##### ENTRIES #####

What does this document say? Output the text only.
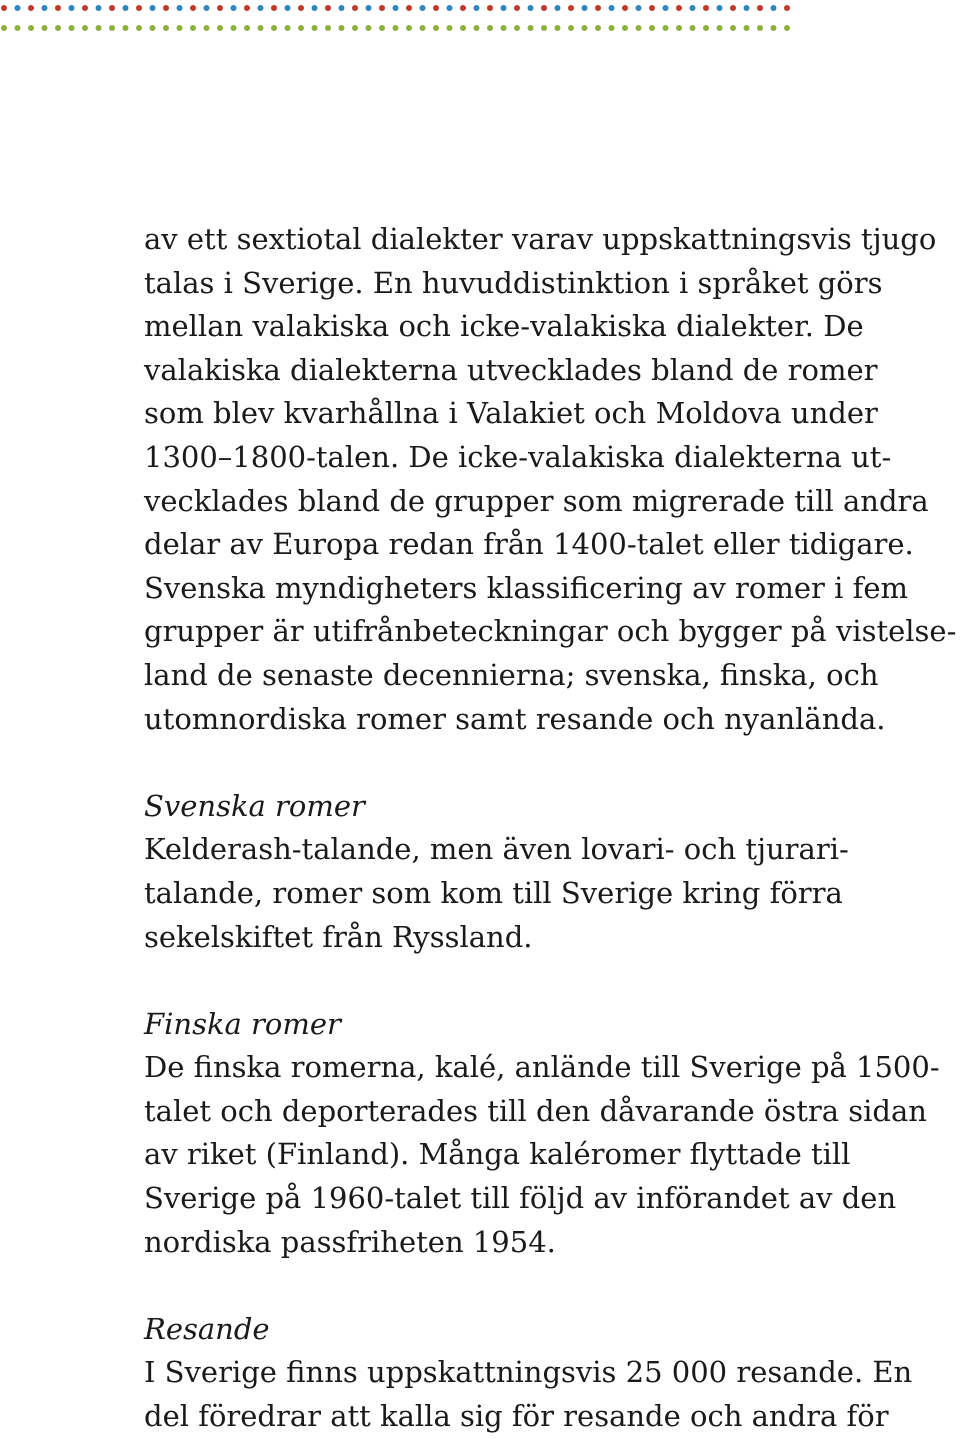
av ett sextiotal dialekter varav uppskattningsvis tjugo
talas i Sverige. En huvuddistinktion i språket görs
mellan valakiska och icke-valakiska dialekter. De
valakiska dialekterna utvecklades bland de romer
som blev kvarhållna i Valakiet och Moldova under
1300–1800-talen. De icke-valakiska dialekterna ut-
vecklades bland de grupper som migrerade till andra
delar av Europa redan från 1400-talet eller tidigare.
Svenska myndigheters klassificering av romer i fem
grupper är utifrånbeteckningar och bygger på vistelse-
land de senaste decennierna; svenska, finska, och
utomnordiska romer samt resande och nyanlända.
Svenska romer
Kelderash-talande, men även lovari- och tjurari-
talande, romer som kom till Sverige kring förra
sekelskiftet från Ryssland.
Finska romer
De finska romerna, kalé, anlände till Sverige på 1500-
talet och deporterades till den dåvarande östra sidan
av riket (Finland). Många kaléromer flyttade till
Sverige på 1960-talet till följd av införandet av den
nordiska passfriheten 1954.
Resande
I Sverige finns uppskattningsvis 25 000 resande. En
del föredrar att kalla sig för resande och andra för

#####

• _EXERCISE OBJECTIVE_
Quote the material in full and exactly; do not carry over its pictures.

• _TASK ANSWER_
What does this document say? Output the text only.
av ett sextiotal dialekter varav uppskattningsvis tjugo
talas i Sverige. En huvuddistinktion i språket görs
mellan valakiska och icke-valakiska dialekter. De
valakiska dialekterna utvecklades bland de romer
som blev kvarhållna i Valakiet och Moldova under
1300–1800-talen. De icke-valakiska dialekterna ut-
vecklades bland de grupper som migrerade till andra
delar av Europa redan från 1400-talet eller tidigare.
Svenska myndigheters klassificering av romer i fem
grupper är utifrånbeteckningar och bygger på vistelse-
land de senaste decennierna; svenska, finska, och
utomnordiska romer samt resande och nyanlända.
Svenska romer
Kelderash-talande, men även lovari- och tjurari-
talande, romer som kom till Sverige kring förra
sekelskiftet från Ryssland.
Finska romer
De finska romerna, kalé, anlände till Sverige på 1500-
talet och deporterades till den dåvarande östra sidan
av riket (Finland). Många kaléromer flyttade till
Sverige på 1960-talet till följd av införandet av den
nordiska passfriheten 1954.
Resande
I Sverige finns uppskattningsvis 25 000 resande. En
del föredrar att kalla sig för resande och andra för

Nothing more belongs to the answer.